- **Task**:
In the forum discussion on SSDs versus hard drives, what does one poster say Windows 7 does with superfetch when it is installed on a fast SSD?

Just take a look at a I/Os per second chart on any reputable hardware site that's reviewed SSDs.

There's no point in being deliberately obtuse over this issue; electronics > mechanics, it's always been this way. You may as well demand I prove to you that transistors switch faster than relays...


Errh, I've personally experienced practical, vast speedups when using my system with a SSD compared to traditional HDDs. You're not making sense.

If you're working with large files, as is likely to be the case in the scenario the OP proposed, you will not see significant speedup from faster I/O (i.e. decreased latency).

It's just that simple. Again, throughput is what counts here, and SSDs just don't have much of an advantage there.

O.S. and application load times will of course decrease with an SSD, but a few seconds once or twice a day is hardly noteworthy.
 
If you're working with large files, as is likely to be the case in the scenario the OP proposed, you will not see significant speedup from faster I/O (i.e. decreased latency).

It's just that simple. Again, throughput is what counts here, and SSDs just don't have much of an advantage there.

O.S. and application load times will of course decrease with an SSD, but a few seconds once or twice a day is hardly noteworthy.

Well to be fair, IF you open and close many many programs often AND you turn off superfetch in Windows (Vista and Win7) then you'll notice the speed over a mechanical drive more often. Then again a SSD is still not going to launch and relaunch often used applications as quickly as having superfetch on.

But yes, in the usage pattern the OP was asking about. Other than burning money for the sake of burning money, an SSD isn't going to increase productivity in any noticeable way over a modern magnetic HDD. And any perceived speediness won't materialize into any material gains for the price discrepency.

And before people think I don't like SSD's, I love the technology (Otherwise I wouldn't be using one in a personal machine, nor been experimenting with them for the past 2 years), but don't think it's even remotely worth the cost for Businesses except in very rare circumstances. And especially in this economic climate I'd rather see Businesses be more fiscally responsible than blowing money for something that won't net them an increase in productivity/earnings.

Regards,
SB
 
Actually Windows 7 turns off superfetch when installed on a fast SSD. My X-25M certainly starts programs up much faster than my previous HDD with superfetch on.
 
I have used 3 SSD and I certainly never ever want to buy another 2.5" drive that isnt a SSD in a laptop. My raptors have been ok as far as HDDs go, but even they are definitely shown up by the SSDs. I don't disagree on price, but I would certainly pay the premium I paid for my raptors over the years for a SSD since the SSD is even better.

- **Records supplied**:

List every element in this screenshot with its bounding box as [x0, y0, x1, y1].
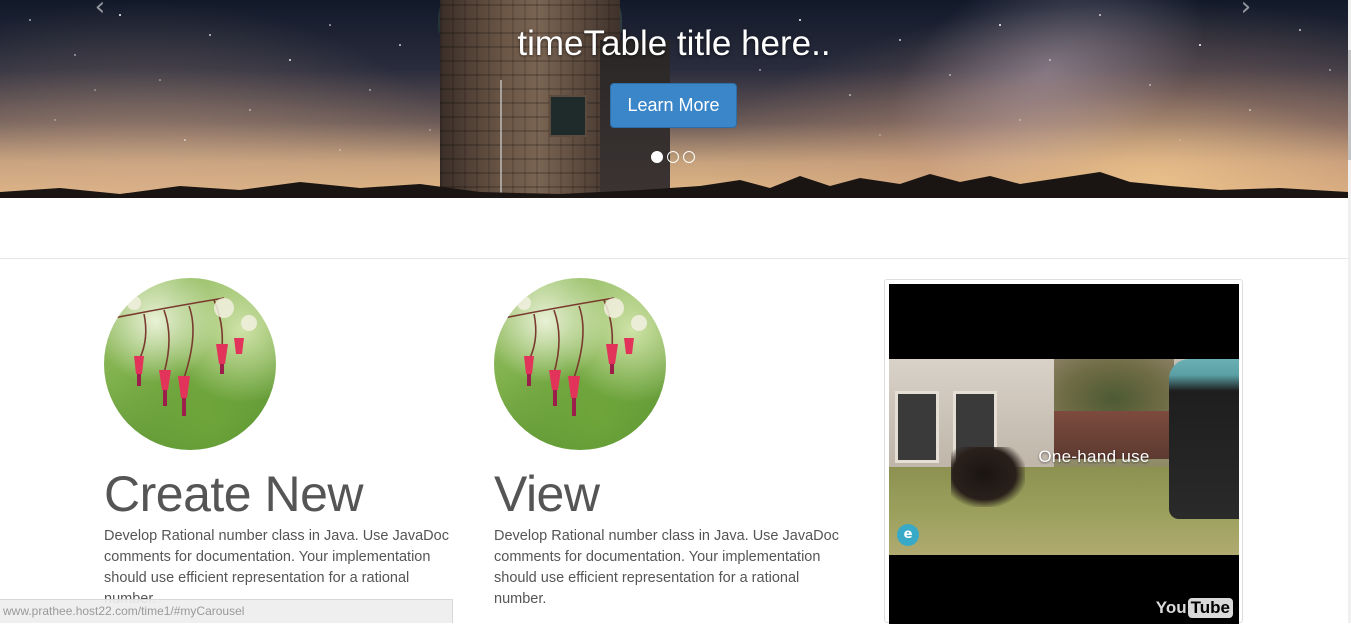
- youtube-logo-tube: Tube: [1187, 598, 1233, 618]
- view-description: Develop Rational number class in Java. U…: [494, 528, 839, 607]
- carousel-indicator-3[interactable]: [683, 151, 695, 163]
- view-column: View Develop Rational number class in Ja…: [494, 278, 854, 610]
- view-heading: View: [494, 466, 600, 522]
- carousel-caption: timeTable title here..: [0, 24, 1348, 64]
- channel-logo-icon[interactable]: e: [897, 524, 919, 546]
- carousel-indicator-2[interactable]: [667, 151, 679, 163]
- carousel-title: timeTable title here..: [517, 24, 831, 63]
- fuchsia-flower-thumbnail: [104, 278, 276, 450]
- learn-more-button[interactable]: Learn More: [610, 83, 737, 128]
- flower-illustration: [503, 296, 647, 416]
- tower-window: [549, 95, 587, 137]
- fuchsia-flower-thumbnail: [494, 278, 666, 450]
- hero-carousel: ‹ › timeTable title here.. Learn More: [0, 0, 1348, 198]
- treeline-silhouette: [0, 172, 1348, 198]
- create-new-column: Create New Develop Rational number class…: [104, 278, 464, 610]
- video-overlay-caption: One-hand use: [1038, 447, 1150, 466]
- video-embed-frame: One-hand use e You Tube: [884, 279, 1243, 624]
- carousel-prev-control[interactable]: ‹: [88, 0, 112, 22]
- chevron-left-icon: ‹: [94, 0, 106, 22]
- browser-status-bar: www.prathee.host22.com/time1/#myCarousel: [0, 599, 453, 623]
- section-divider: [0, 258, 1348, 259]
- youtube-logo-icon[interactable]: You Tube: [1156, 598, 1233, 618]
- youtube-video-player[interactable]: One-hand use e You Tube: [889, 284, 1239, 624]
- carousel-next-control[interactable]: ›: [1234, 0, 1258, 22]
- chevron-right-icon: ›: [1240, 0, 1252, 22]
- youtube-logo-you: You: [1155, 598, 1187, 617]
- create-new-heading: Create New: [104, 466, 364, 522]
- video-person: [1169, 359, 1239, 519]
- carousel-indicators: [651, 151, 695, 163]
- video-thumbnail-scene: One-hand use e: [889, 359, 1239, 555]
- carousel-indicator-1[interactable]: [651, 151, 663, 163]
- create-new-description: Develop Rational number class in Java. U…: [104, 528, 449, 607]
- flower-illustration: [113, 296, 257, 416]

...

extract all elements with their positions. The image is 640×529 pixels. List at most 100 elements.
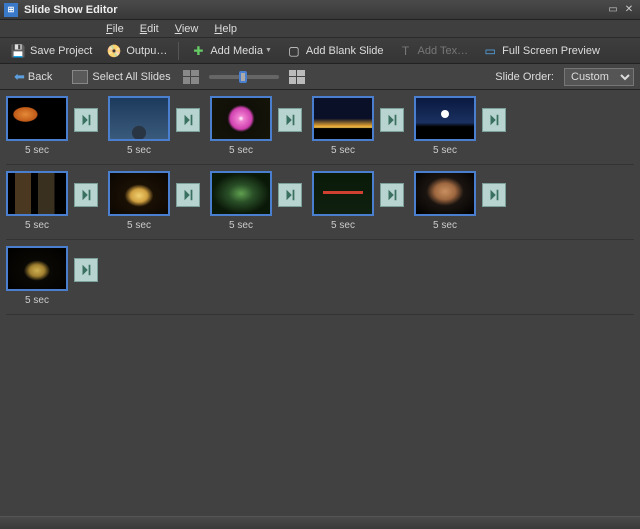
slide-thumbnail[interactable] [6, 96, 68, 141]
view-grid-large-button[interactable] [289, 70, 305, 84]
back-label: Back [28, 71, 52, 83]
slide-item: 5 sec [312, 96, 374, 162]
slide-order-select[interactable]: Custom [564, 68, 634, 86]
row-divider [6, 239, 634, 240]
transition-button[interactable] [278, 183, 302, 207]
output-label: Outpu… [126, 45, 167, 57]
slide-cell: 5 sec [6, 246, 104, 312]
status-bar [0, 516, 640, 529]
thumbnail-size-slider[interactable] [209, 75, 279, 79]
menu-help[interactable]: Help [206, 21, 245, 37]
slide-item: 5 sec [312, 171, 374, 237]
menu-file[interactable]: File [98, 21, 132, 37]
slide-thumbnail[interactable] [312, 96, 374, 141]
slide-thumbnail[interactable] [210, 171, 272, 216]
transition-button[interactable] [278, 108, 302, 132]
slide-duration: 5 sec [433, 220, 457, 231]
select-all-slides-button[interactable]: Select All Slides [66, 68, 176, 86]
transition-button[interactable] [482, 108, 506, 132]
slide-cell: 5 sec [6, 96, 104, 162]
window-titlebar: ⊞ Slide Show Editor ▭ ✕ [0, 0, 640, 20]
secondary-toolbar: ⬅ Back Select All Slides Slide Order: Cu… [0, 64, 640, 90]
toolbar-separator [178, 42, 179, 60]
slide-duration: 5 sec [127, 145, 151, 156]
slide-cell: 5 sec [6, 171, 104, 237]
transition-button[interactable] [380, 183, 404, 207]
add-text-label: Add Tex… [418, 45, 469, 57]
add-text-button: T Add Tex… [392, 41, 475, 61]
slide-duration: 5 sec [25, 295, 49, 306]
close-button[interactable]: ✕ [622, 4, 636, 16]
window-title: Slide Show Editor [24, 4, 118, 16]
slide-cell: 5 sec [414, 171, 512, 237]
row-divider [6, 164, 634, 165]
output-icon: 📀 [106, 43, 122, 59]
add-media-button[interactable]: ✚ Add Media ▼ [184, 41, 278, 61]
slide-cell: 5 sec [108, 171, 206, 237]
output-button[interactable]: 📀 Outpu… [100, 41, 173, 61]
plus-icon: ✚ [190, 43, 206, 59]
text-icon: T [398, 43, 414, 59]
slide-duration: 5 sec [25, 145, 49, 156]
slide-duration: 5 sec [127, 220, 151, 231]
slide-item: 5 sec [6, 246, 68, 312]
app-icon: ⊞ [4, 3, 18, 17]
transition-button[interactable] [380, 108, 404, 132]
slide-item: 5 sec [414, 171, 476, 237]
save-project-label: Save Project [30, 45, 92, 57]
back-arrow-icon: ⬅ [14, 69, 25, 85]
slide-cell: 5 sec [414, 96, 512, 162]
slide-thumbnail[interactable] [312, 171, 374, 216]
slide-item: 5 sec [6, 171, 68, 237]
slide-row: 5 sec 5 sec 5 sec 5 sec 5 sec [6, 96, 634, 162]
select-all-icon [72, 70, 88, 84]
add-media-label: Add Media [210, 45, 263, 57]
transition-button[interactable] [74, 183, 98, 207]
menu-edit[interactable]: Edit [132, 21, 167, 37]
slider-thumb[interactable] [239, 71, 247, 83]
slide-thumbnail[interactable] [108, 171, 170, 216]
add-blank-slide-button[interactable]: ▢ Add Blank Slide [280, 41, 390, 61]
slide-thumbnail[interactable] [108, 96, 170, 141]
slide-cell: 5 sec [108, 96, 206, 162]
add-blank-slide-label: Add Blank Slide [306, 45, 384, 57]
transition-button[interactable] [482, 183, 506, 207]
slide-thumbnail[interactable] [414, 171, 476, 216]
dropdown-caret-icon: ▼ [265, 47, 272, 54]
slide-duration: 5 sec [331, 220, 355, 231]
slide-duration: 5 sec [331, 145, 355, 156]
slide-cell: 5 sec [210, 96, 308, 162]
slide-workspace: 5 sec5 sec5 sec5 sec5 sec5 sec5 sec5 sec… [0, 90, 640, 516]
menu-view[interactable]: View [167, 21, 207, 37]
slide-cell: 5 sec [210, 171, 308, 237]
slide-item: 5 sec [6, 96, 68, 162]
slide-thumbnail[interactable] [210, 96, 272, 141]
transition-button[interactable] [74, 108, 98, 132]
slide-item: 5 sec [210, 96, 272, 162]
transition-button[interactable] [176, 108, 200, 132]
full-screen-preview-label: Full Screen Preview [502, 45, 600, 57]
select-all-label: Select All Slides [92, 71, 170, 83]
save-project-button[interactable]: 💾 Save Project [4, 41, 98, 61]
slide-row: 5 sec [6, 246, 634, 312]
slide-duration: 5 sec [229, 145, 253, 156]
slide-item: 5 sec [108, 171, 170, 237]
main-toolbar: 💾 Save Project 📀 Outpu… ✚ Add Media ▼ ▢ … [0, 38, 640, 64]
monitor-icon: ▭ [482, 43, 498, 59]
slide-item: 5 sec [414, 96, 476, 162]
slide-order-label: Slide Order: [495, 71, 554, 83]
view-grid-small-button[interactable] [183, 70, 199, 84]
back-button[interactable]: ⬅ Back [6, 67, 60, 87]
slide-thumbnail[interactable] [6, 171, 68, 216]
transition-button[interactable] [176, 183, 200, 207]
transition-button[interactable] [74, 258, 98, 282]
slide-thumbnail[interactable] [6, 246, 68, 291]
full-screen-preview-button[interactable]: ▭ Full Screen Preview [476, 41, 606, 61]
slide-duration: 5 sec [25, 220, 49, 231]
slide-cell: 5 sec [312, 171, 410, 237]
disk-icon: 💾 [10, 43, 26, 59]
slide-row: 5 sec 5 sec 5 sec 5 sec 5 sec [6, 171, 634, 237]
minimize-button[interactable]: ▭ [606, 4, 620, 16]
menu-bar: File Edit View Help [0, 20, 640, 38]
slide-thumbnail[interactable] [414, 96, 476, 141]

- **Answer below**:
It turns superfetch off.